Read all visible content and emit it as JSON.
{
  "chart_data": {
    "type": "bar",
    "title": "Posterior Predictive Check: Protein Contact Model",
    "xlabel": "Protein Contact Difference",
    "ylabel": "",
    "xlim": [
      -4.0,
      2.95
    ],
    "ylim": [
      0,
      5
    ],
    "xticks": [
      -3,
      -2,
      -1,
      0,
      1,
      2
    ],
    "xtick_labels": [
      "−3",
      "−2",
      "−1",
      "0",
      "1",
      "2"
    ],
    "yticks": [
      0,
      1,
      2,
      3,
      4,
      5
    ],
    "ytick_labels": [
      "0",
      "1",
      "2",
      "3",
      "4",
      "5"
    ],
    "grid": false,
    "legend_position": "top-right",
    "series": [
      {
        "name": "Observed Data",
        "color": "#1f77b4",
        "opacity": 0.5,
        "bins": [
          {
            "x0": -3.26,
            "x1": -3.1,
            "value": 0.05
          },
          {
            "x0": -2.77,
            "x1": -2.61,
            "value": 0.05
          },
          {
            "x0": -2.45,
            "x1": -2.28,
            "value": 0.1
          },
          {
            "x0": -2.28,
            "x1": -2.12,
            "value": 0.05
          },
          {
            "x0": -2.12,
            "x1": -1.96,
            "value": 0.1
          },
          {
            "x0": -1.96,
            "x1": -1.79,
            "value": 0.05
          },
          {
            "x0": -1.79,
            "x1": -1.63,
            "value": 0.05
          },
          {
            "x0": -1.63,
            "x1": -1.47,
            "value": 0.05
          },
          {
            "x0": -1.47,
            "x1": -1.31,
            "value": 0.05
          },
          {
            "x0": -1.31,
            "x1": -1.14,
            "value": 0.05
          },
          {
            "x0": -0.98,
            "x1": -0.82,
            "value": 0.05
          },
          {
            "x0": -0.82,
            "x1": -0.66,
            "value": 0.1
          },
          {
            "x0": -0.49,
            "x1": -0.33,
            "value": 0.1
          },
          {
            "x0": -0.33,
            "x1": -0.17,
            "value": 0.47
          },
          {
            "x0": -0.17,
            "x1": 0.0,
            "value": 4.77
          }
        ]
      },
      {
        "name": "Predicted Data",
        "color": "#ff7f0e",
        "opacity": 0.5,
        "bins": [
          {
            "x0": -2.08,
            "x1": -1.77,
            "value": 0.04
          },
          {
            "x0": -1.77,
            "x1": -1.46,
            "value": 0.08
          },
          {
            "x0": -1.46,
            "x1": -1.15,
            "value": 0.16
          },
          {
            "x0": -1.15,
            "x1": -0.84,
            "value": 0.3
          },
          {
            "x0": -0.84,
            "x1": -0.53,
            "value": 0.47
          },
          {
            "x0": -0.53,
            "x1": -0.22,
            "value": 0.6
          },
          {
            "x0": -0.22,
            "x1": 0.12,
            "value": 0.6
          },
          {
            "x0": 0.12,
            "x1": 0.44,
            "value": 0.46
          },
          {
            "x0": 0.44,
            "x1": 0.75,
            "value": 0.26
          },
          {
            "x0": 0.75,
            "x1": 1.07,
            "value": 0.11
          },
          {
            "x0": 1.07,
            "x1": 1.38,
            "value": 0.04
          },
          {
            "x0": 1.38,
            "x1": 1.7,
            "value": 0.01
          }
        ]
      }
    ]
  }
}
========
• EXERCISE DESCRIPTION:
Word search in the records above: please count the lines holding "Contact" and state the count alone.

• RESPONSE TO THIS TASK:
2